TASK:
Output every line of the material below word for word, leaving out the pictures.

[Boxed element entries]

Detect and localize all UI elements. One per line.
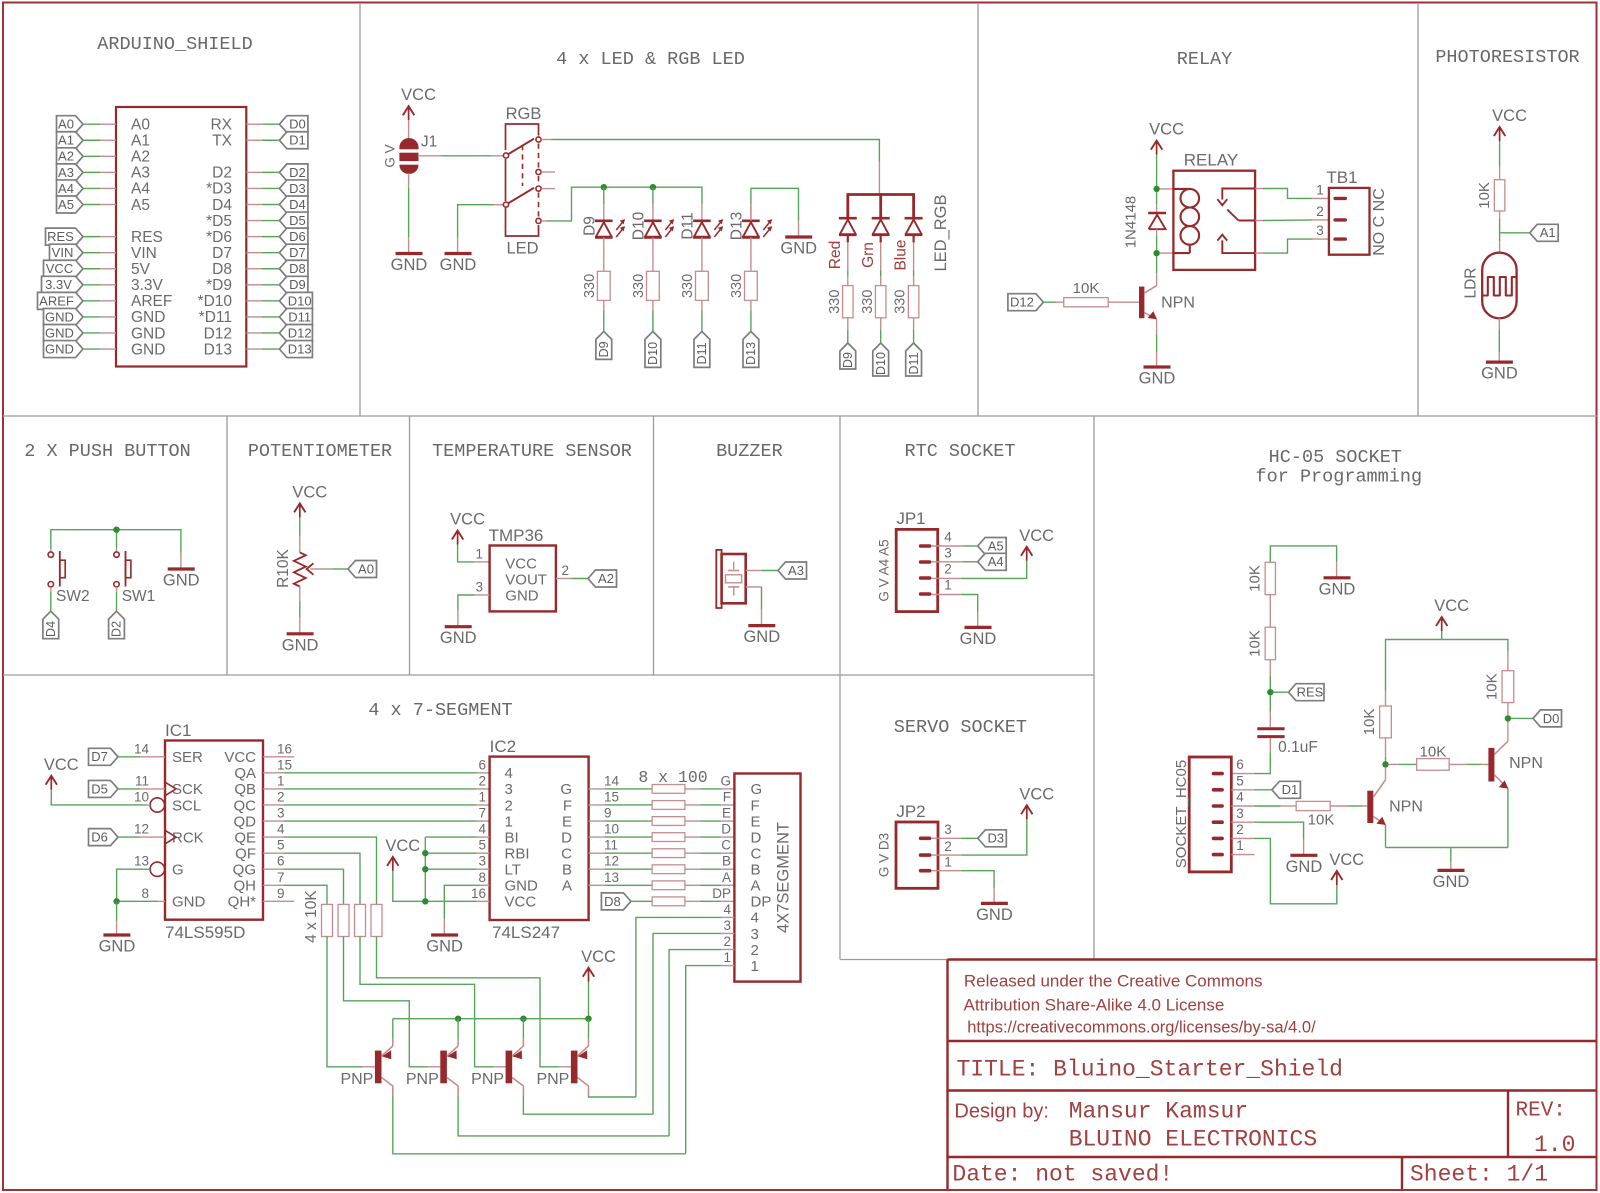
junction RBI: [422, 850, 428, 856]
svg-text:7: 7: [277, 870, 285, 885]
wire net D7: [262, 252, 279, 254]
wire Q2 emitter to rail: [1507, 788, 1509, 847]
push button SW2: [48, 549, 89, 605]
svg-text:D8: D8: [212, 261, 232, 278]
IC TMP36: [489, 526, 556, 611]
resistor 10K (photoresistor): [1476, 180, 1505, 211]
pin *D5 of ARDUINO_SHIELD: [246, 220, 262, 222]
svg-text:RES: RES: [1297, 685, 1324, 700]
push button SW1: [114, 549, 155, 605]
svg-text:8: 8: [141, 886, 149, 901]
svg-text:74LS247: 74LS247: [492, 923, 560, 942]
connector TB1: [1316, 168, 1369, 255]
wire divider node: [1499, 211, 1501, 219]
wire net A4: [83, 187, 100, 189]
svg-text:RELAY: RELAY: [1184, 151, 1239, 170]
power VCC (relay): [1149, 121, 1184, 155]
svg-text:6: 6: [277, 854, 285, 869]
svg-text:A4: A4: [988, 554, 1004, 569]
svg-text:12: 12: [134, 822, 149, 837]
LED D9: [581, 204, 625, 271]
port flag A0: [348, 561, 377, 578]
svg-text:D2: D2: [212, 165, 232, 182]
wire LED D10 cathode: [652, 187, 654, 204]
svg-text:VIN: VIN: [131, 245, 157, 262]
section divider horizontal y=416: [3, 415, 1597, 417]
svg-text:A1: A1: [131, 133, 150, 150]
junction Q1 collector node: [1382, 761, 1388, 767]
svg-text:D3: D3: [987, 831, 1004, 846]
svg-text:3: 3: [723, 918, 731, 933]
svg-text:4 x 7-SEGMENT: 4 x 7-SEGMENT: [368, 700, 512, 721]
wire Red to resistor: [847, 271, 849, 277]
wire IC2 E to resistor: [589, 820, 605, 822]
junction at SW1 top: [113, 527, 119, 533]
svg-text:B: B: [562, 862, 572, 879]
pin GND of ARDUINO_SHIELD: [100, 332, 116, 334]
wire net D10: [262, 300, 279, 302]
wire node to LDR: [1499, 233, 1501, 241]
ground (buttons): [163, 569, 200, 590]
port flag D7 (right): [279, 244, 308, 261]
pin *D11 of ARDUINO_SHIELD: [246, 316, 262, 318]
svg-text:12: 12: [604, 854, 619, 869]
port flag RES: [1289, 684, 1325, 701]
svg-text:VCC: VCC: [44, 756, 79, 774]
svg-text:Blue: Blue: [893, 239, 910, 270]
port flag D13 (right): [279, 341, 312, 358]
wire emitter ground rail: [1386, 847, 1508, 849]
resistor 10K (R up2): [1247, 627, 1276, 660]
wire IC2 F to resistor: [589, 804, 605, 806]
resistor 10K (Q1 collector pullup): [1385, 691, 1387, 706]
port flag RES (left): [46, 228, 84, 245]
port flag D13 (bottom): [743, 331, 759, 367]
ground (JP1): [960, 627, 997, 648]
wire VCC rail: [1386, 640, 1508, 691]
wire JP1-2 to VCC: [932, 577, 962, 579]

FINAL RESULT:
Detect and localize all UI elements. One per line.
junction RBI: [422, 850, 428, 856]
svg-text:7: 7: [277, 870, 285, 885]
wire net D7: [262, 252, 279, 254]
wire Q2 emitter to rail: [1507, 788, 1509, 847]
push button SW2: [48, 549, 89, 605]
svg-text:D8: D8: [212, 261, 232, 278]
IC TMP36: [489, 526, 556, 611]
resistor 10K (photoresistor): [1476, 180, 1505, 211]
pin *D5 of ARDUINO_SHIELD: [246, 220, 262, 222]
svg-text:RES: RES: [1297, 685, 1324, 700]
push button SW1: [114, 549, 155, 605]
svg-text:8: 8: [141, 886, 149, 901]
svg-text:74LS247: 74LS247: [492, 923, 560, 942]
connector TB1: [1316, 168, 1369, 255]
wire divider node: [1499, 211, 1501, 219]
wire net A4: [83, 187, 100, 189]
svg-text:RELAY: RELAY: [1184, 151, 1239, 170]
power VCC (relay): [1149, 121, 1184, 155]
svg-text:6: 6: [277, 854, 285, 869]
svg-text:A4: A4: [988, 554, 1004, 569]
svg-text:12: 12: [134, 822, 149, 837]
LED D9: [581, 204, 625, 271]
port flag A0: [348, 561, 377, 578]
svg-text:D2: D2: [212, 165, 232, 182]
wire LED D10 cathode: [652, 187, 654, 204]
svg-text:VIN: VIN: [131, 245, 157, 262]
section divider horizontal y=416: [3, 415, 1597, 417]
svg-text:A1: A1: [131, 133, 150, 150]
junction Q1 collector node: [1382, 761, 1388, 767]
svg-text:D3: D3: [987, 831, 1004, 846]
svg-text:3: 3: [723, 918, 731, 933]
svg-text:4 x 7-SEGMENT: 4 x 7-SEGMENT: [368, 700, 512, 721]
wire Red to resistor: [847, 271, 849, 277]
wire IC2 E to resistor: [589, 820, 605, 822]
junction at SW1 top: [113, 527, 119, 533]
svg-text:B: B: [562, 862, 572, 879]
pin GND of ARDUINO_SHIELD: [100, 332, 116, 334]
wire net D10: [262, 300, 279, 302]
wire node to LDR: [1499, 233, 1501, 241]
ground (buttons): [163, 569, 200, 590]
port flag D7 (right): [279, 244, 308, 261]
pin *D11 of ARDUINO_SHIELD: [246, 316, 262, 318]
svg-text:12: 12: [604, 854, 619, 869]
port flag RES: [1289, 684, 1325, 701]
svg-text:VCC: VCC: [44, 756, 79, 774]
svg-text:Blue: Blue: [893, 239, 910, 270]
port flag D13 (right): [279, 341, 312, 358]
wire emitter ground rail: [1386, 847, 1508, 849]
resistor 10K (R up2): [1247, 627, 1276, 660]
wire IC2 F to resistor: [589, 804, 605, 806]
resistor 10K (Q1 collector pullup): [1385, 691, 1387, 706]
port flag RES (left): [46, 228, 84, 245]
port flag D13 (bottom): [743, 331, 759, 367]
ground (JP1): [960, 627, 997, 648]
wire VCC rail: [1386, 640, 1508, 691]
wire JP1-2 to VCC: [932, 577, 962, 579]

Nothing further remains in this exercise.